Task: Write out the listing below in full and exactly, leaving out every picture.
— Begin Listing —
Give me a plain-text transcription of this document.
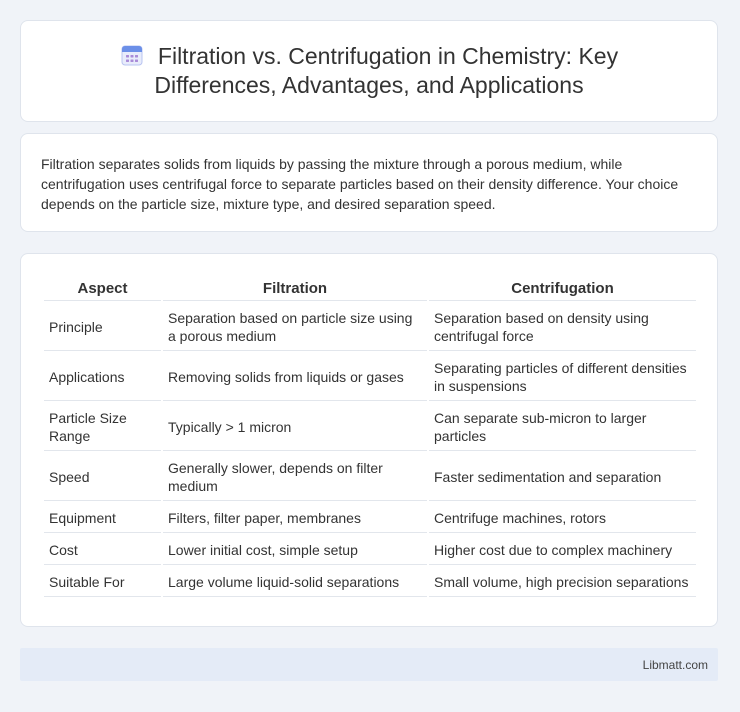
Filtration vs. Centrifugation in Chemistry: Key Differences, Advantages, and Applications

Filtration separates solids from liquids by passing the mixture through a porous medium, while centrifugation uses centrifugal force to separate particles based on their density difference. Your choice depends on the particle size, mixture type, and desired separation speed.

Aspect	Filtration	Centrifugation
Principle	Separation based on particle size using a porous medium	Separation based on density using centrifugal force
Applications	Removing solids from liquids or gases	Separating particles of different densities in suspensions
Particle Size Range	Typically > 1 micron	Can separate sub-micron to larger particles
Speed	Generally slower, depends on filter medium	Faster sedimentation and separation
Equipment	Filters, filter paper, membranes	Centrifuge machines, rotors
Cost	Lower initial cost, simple setup	Higher cost due to complex machinery
Suitable For	Large volume liquid-solid separations	Small volume, high precision separations
Libmatt.com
— End Listing —
Solved exercise:
Give me a plain-text transcription of this document.
Filtration vs. Centrifugation in Chemistry: Key Differences, Advantages, and Applications

Filtration separates solids from liquids by passing the mixture through a porous medium, while centrifugation uses centrifugal force to separate particles based on their density difference. Your choice depends on the particle size, mixture type, and desired separation speed.

Aspect	Filtration	Centrifugation
Principle	Separation based on particle size using a porous medium	Separation based on density using centrifugal force
Applications	Removing solids from liquids or gases	Separating particles of different densities in suspensions
Particle Size Range	Typically > 1 micron	Can separate sub-micron to larger particles
Speed	Generally slower, depends on filter medium	Faster sedimentation and separation
Equipment	Filters, filter paper, membranes	Centrifuge machines, rotors
Cost	Lower initial cost, simple setup	Higher cost due to complex machinery
Suitable For	Large volume liquid-solid separations	Small volume, high precision separations
Libmatt.com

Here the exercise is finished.